### INSTRUCTION
Reproduce the material in full, exactly as written.

### Dataset records
-- START --

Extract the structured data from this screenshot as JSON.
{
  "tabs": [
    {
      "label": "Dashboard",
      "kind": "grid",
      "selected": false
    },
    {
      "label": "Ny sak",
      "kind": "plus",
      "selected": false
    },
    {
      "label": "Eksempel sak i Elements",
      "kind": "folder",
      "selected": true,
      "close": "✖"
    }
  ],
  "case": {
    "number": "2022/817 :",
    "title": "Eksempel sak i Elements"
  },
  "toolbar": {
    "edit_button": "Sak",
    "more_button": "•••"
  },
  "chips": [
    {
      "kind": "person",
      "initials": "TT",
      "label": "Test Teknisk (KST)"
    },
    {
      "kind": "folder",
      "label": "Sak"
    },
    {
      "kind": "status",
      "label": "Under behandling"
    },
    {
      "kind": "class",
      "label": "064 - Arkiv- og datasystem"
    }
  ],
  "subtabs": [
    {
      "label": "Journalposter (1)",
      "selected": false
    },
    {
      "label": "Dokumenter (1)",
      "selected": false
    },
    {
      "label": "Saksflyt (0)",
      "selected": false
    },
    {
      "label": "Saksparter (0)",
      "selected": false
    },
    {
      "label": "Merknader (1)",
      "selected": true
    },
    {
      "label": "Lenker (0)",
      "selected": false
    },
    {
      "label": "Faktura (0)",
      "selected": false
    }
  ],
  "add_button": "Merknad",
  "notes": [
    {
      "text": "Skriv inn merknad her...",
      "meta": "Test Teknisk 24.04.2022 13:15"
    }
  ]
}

-- END --

### RESULT
Extract the structured data from this screenshot as JSON.
{
  "tabs": [
    {
      "label": "Dashboard",
      "kind": "grid",
      "selected": false
    },
    {
      "label": "Ny sak",
      "kind": "plus",
      "selected": false
    },
    {
      "label": "Eksempel sak i Elements",
      "kind": "folder",
      "selected": true,
      "close": "✖"
    }
  ],
  "case": {
    "number": "2022/817 :",
    "title": "Eksempel sak i Elements"
  },
  "toolbar": {
    "edit_button": "Sak",
    "more_button": "•••"
  },
  "chips": [
    {
      "kind": "person",
      "initials": "TT",
      "label": "Test Teknisk (KST)"
    },
    {
      "kind": "folder",
      "label": "Sak"
    },
    {
      "kind": "status",
      "label": "Under behandling"
    },
    {
      "kind": "class",
      "label": "064 - Arkiv- og datasystem"
    }
  ],
  "subtabs": [
    {
      "label": "Journalposter (1)",
      "selected": false
    },
    {
      "label": "Dokumenter (1)",
      "selected": false
    },
    {
      "label": "Saksflyt (0)",
      "selected": false
    },
    {
      "label": "Saksparter (0)",
      "selected": false
    },
    {
      "label": "Merknader (1)",
      "selected": true
    },
    {
      "label": "Lenker (0)",
      "selected": false
    },
    {
      "label": "Faktura (0)",
      "selected": false
    }
  ],
  "add_button": "Merknad",
  "notes": [
    {
      "text": "Skriv inn merknad her...",
      "meta": "Test Teknisk 24.04.2022 13:15"
    }
  ]
}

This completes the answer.